PROBLEM TO SOLVE ▸ Pictures aside, repeat every entry exactly.
··· MATERIAL PROVIDED
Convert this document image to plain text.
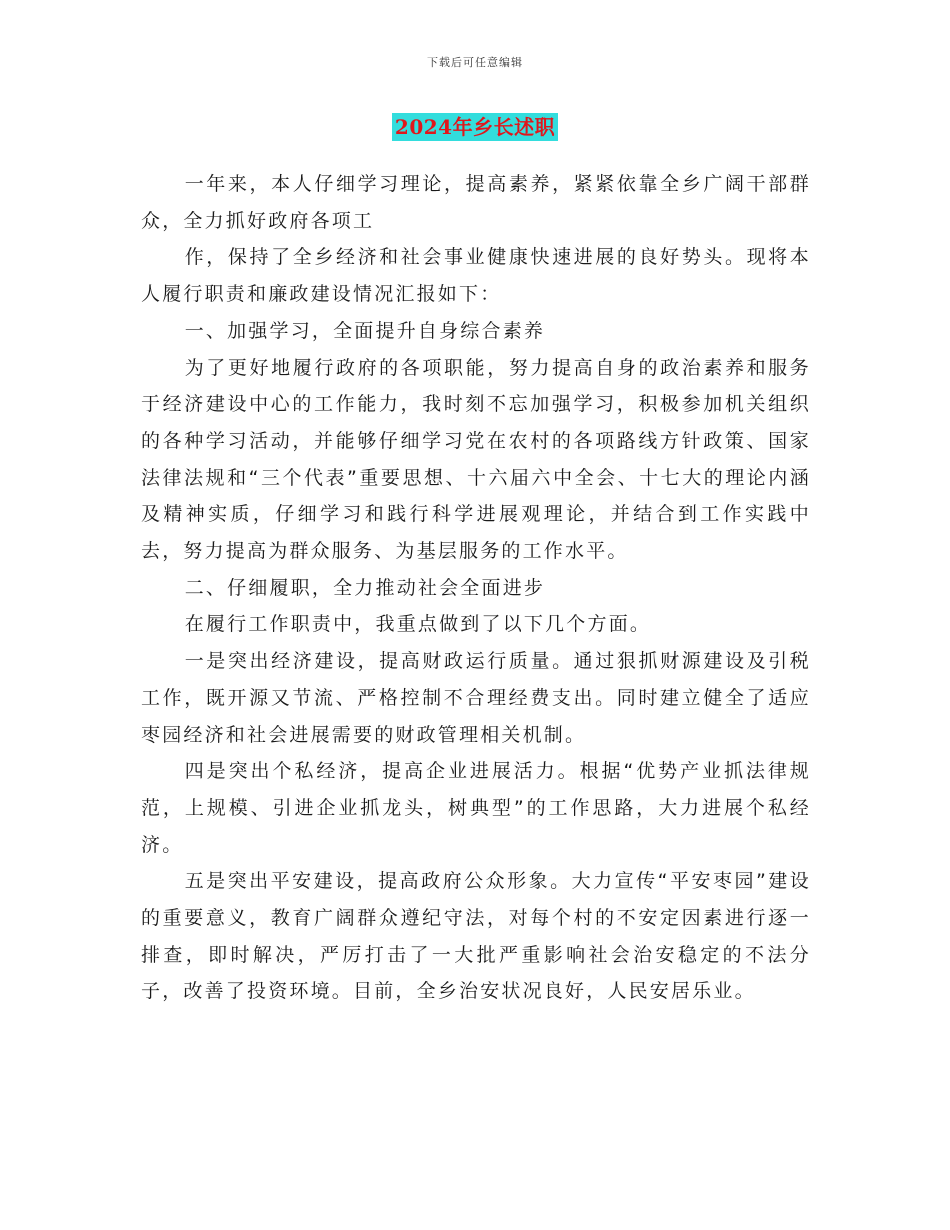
下载后可任意编辑
2024年乡长述职

一年来，本人仔细学习理论，提高素养，紧紧依靠全乡广阔干部群众，全力抓好政府各项工

作，保持了全乡经济和社会事业健康快速进展的良好势头。现将本人履行职责和廉政建设情况汇报如下：

一、加强学习，全面提升自身综合素养

为了更好地履行政府的各项职能，努力提高自身的政治素养和服务于经济建设中心的工作能力，我时刻不忘加强学习，积极参加机关组织的各种学习活动，并能够仔细学习党在农村的各项路线方针政策、国家法律法规和“三个代表”重要思想、十六届六中全会、十七大的理论内涵及精神实质，仔细学习和践行科学进展观理论，并结合到工作实践中去，努力提高为群众服务、为基层服务的工作水平。

二、仔细履职，全力推动社会全面进步

在履行工作职责中，我重点做到了以下几个方面。

一是突出经济建设，提高财政运行质量。通过狠抓财源建设及引税工作，既开源又节流、严格控制不合理经费支出。同时建立健全了适应枣园经济和社会进展需要的财政管理相关机制。

四是突出个私经济，提高企业进展活力。根据“优势产业抓法律规范，上规模、引进企业抓龙头，树典型”的工作思路，大力进展个私经济。

五是突出平安建设，提高政府公众形象。大力宣传“平安枣园”建设的重要意义，教育广阔群众遵纪守法，对每个村的不安定因素进行逐一排查，即时解决，严厉打击了一大批严重影响社会治安稳定的不法分子，改善了投资环境。目前，全乡治安状况良好，人民安居乐业。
······
EXPECTED OUTPUT ▸
Convert this document image to plain text.
下载后可任意编辑
2024年乡长述职

一年来，本人仔细学习理论，提高素养，紧紧依靠全乡广阔干部群众，全力抓好政府各项工

作，保持了全乡经济和社会事业健康快速进展的良好势头。现将本人履行职责和廉政建设情况汇报如下：

一、加强学习，全面提升自身综合素养

为了更好地履行政府的各项职能，努力提高自身的政治素养和服务于经济建设中心的工作能力，我时刻不忘加强学习，积极参加机关组织的各种学习活动，并能够仔细学习党在农村的各项路线方针政策、国家法律法规和“三个代表”重要思想、十六届六中全会、十七大的理论内涵及精神实质，仔细学习和践行科学进展观理论，并结合到工作实践中去，努力提高为群众服务、为基层服务的工作水平。

二、仔细履职，全力推动社会全面进步

在履行工作职责中，我重点做到了以下几个方面。

一是突出经济建设，提高财政运行质量。通过狠抓财源建设及引税工作，既开源又节流、严格控制不合理经费支出。同时建立健全了适应枣园经济和社会进展需要的财政管理相关机制。

四是突出个私经济，提高企业进展活力。根据“优势产业抓法律规范，上规模、引进企业抓龙头，树典型”的工作思路，大力进展个私经济。

五是突出平安建设，提高政府公众形象。大力宣传“平安枣园”建设的重要意义，教育广阔群众遵纪守法，对每个村的不安定因素进行逐一排查，即时解决，严厉打击了一大批严重影响社会治安稳定的不法分子，改善了投资环境。目前，全乡治安状况良好，人民安居乐业。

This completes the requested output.